[Objective]
Restate the records below word for word.

-- START Extracted entries --

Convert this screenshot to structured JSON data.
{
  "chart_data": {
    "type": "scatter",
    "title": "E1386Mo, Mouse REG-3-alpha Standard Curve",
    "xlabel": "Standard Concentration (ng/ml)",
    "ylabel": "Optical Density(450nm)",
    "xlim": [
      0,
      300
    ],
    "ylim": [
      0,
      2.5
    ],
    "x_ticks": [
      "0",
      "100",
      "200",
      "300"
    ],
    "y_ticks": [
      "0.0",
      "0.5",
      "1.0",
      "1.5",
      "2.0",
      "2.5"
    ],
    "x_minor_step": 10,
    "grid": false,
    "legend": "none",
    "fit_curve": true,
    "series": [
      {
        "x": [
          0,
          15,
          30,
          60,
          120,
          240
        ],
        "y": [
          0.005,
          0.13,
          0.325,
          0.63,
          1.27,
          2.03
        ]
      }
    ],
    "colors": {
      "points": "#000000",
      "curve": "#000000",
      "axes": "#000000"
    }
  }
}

-- END Extracted entries --

[Written solution]
Convert this screenshot to structured JSON data.
{
  "chart_data": {
    "type": "scatter",
    "title": "E1386Mo, Mouse REG-3-alpha Standard Curve",
    "xlabel": "Standard Concentration (ng/ml)",
    "ylabel": "Optical Density(450nm)",
    "xlim": [
      0,
      300
    ],
    "ylim": [
      0,
      2.5
    ],
    "x_ticks": [
      "0",
      "100",
      "200",
      "300"
    ],
    "y_ticks": [
      "0.0",
      "0.5",
      "1.0",
      "1.5",
      "2.0",
      "2.5"
    ],
    "x_minor_step": 10,
    "grid": false,
    "legend": "none",
    "fit_curve": true,
    "series": [
      {
        "x": [
          0,
          15,
          30,
          60,
          120,
          240
        ],
        "y": [
          0.005,
          0.13,
          0.325,
          0.63,
          1.27,
          2.03
        ]
      }
    ],
    "colors": {
      "points": "#000000",
      "curve": "#000000",
      "axes": "#000000"
    }
  }
}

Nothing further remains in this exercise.